Given task:
In the entries below, identify every line with the string "description" and copy it.

Records provided:
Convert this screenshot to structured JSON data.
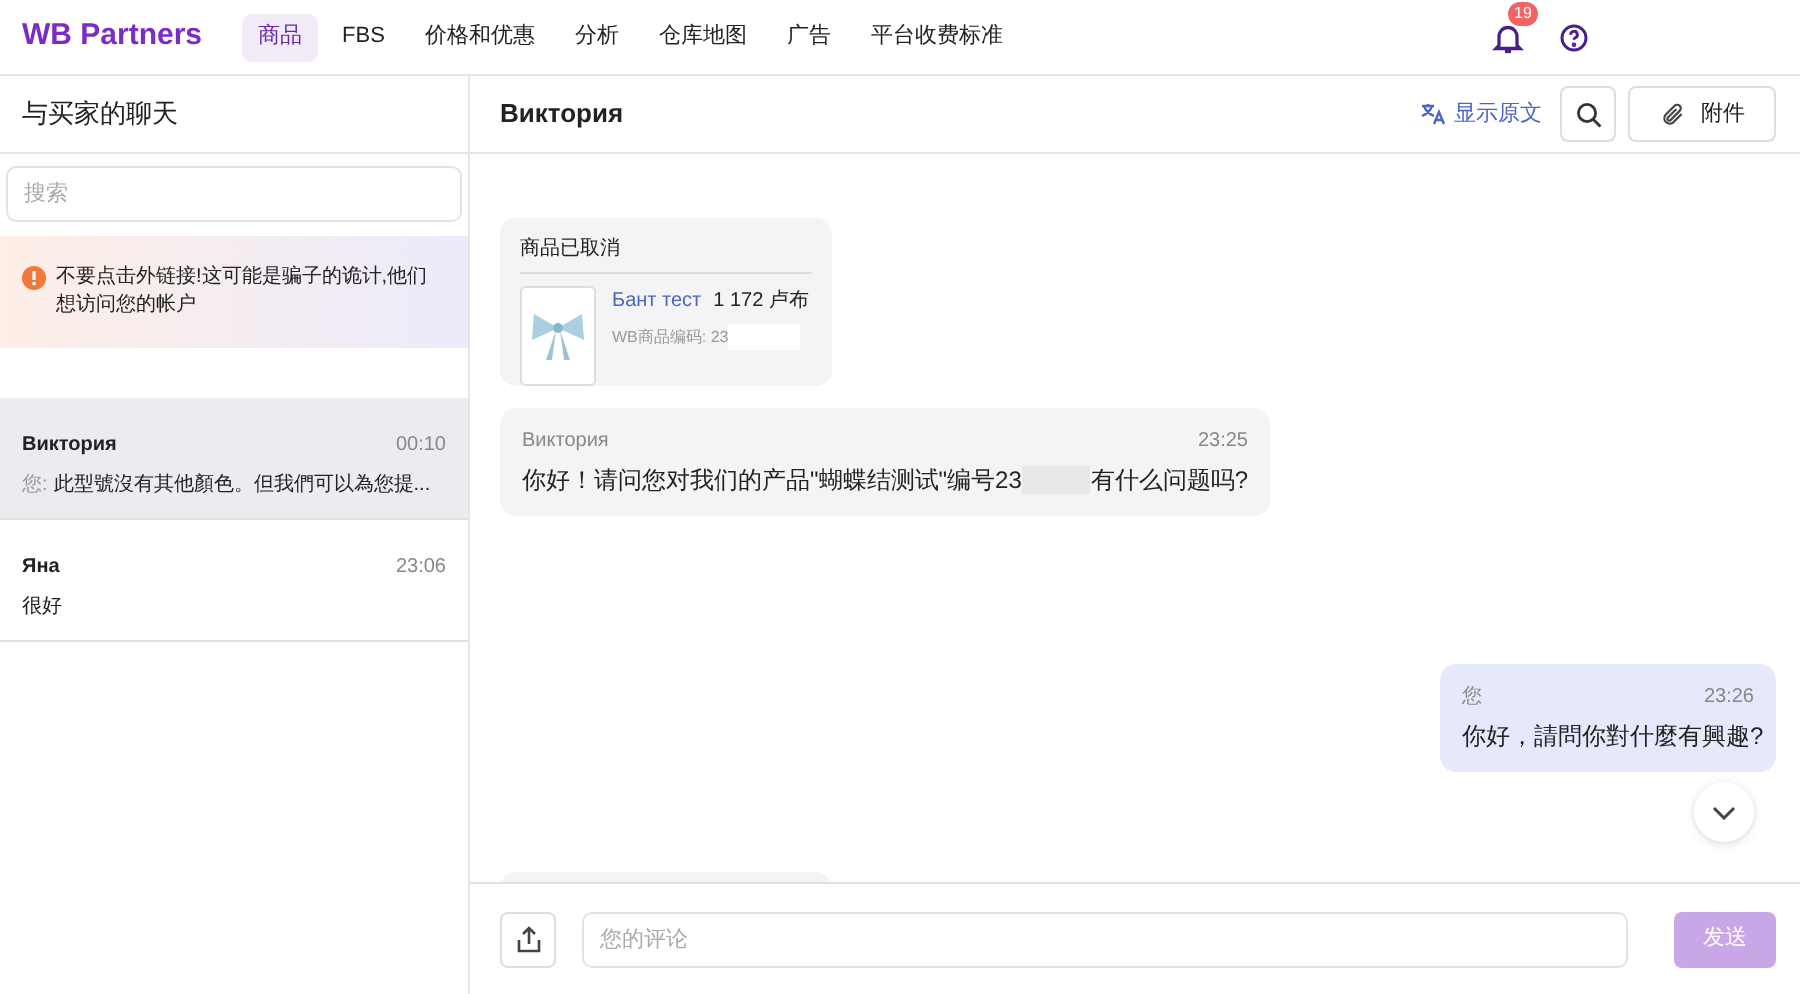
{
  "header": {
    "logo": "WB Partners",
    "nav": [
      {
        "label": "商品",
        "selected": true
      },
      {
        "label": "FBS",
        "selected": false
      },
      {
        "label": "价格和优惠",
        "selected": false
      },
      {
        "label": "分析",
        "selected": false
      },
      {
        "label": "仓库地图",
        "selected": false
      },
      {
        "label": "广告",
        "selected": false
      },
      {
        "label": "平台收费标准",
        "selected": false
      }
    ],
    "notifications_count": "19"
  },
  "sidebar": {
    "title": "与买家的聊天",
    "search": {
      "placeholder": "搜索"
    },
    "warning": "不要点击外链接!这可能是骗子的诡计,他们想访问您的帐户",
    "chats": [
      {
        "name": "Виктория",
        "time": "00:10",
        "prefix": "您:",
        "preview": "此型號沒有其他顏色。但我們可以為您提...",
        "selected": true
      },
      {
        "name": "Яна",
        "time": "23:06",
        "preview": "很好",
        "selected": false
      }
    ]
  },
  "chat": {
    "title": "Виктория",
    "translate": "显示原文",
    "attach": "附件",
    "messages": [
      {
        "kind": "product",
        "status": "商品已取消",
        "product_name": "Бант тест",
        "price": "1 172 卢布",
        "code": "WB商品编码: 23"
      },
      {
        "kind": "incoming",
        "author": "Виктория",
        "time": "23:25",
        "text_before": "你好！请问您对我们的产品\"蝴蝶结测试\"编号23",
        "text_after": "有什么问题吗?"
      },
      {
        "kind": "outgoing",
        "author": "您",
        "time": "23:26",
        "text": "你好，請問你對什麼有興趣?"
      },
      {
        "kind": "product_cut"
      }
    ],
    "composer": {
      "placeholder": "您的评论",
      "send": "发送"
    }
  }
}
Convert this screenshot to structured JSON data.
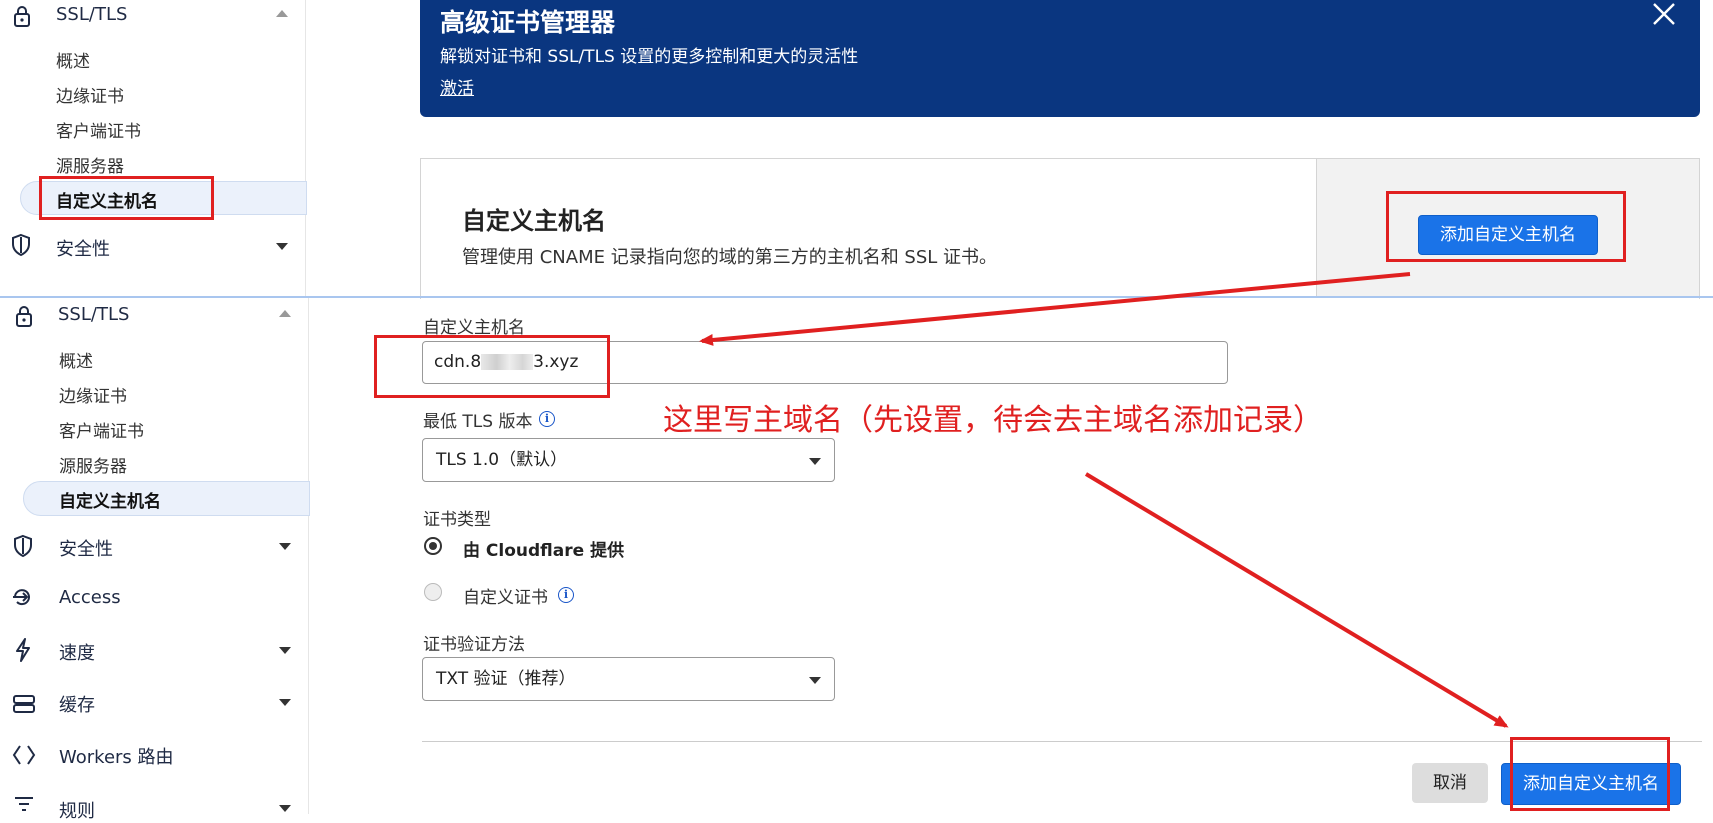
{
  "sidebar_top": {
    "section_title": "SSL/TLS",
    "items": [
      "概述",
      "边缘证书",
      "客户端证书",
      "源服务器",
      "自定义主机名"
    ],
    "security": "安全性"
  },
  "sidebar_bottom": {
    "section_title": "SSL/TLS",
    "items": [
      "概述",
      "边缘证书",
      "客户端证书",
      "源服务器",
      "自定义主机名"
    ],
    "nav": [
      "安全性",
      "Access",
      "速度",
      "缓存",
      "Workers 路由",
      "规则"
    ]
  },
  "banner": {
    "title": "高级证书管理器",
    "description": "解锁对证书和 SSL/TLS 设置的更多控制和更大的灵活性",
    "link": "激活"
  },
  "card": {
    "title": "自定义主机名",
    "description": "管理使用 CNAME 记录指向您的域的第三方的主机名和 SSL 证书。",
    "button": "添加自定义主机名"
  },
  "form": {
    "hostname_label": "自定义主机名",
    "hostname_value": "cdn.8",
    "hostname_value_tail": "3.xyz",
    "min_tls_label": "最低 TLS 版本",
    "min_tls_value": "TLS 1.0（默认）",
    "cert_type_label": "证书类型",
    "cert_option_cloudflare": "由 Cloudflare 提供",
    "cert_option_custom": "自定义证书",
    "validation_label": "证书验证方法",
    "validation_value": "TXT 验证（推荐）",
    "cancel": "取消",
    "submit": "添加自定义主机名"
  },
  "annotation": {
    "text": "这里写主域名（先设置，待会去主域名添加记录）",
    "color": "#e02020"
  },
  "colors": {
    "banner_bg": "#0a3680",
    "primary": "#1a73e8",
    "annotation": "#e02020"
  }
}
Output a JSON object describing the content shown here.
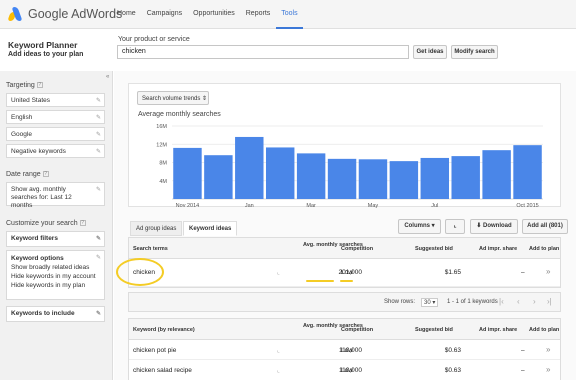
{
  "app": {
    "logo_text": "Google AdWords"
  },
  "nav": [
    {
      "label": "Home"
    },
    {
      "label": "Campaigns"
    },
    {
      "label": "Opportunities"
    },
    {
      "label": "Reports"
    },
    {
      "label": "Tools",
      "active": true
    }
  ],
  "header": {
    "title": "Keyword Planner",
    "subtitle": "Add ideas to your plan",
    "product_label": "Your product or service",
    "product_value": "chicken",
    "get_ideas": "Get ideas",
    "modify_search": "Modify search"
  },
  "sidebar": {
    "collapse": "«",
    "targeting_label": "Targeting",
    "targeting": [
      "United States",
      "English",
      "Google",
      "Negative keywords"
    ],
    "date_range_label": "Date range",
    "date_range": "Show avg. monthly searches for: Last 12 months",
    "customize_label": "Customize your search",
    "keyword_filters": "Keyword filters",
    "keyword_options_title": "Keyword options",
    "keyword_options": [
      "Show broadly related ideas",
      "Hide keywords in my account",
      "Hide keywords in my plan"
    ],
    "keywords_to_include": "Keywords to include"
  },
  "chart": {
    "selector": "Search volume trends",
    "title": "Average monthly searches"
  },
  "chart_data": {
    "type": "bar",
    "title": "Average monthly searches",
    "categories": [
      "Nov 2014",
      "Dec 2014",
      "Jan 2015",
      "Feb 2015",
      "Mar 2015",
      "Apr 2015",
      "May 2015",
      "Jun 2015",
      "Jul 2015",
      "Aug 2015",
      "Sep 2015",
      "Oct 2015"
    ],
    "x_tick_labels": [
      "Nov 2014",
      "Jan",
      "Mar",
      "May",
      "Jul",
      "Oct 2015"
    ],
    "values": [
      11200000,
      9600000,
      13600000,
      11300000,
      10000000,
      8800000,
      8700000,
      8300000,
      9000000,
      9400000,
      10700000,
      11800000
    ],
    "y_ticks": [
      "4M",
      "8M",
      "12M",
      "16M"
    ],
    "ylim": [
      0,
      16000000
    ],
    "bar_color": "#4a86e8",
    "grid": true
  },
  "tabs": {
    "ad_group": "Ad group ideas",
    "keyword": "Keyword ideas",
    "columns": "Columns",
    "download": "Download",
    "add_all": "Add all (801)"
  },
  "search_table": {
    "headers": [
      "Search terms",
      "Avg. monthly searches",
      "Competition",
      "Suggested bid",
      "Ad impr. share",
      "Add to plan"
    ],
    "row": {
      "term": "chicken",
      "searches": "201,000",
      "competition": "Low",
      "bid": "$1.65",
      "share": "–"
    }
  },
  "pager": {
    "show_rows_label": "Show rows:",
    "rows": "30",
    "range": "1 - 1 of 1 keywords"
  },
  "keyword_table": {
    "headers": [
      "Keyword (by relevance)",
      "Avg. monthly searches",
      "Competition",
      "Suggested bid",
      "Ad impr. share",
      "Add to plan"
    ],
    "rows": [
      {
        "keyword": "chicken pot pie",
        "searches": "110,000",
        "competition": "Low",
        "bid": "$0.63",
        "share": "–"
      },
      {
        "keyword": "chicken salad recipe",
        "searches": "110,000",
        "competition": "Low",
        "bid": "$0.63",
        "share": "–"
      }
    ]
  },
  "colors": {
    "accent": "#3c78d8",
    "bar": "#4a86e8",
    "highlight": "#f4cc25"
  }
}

Exercise solution:
    "description": "解锁对证书和 SSL/TLS 设置的更多控制和更大的灵活性",
    "description": "管理使用 CNAME 记录指向您的域的第三方的主机名和 SSL 证书。",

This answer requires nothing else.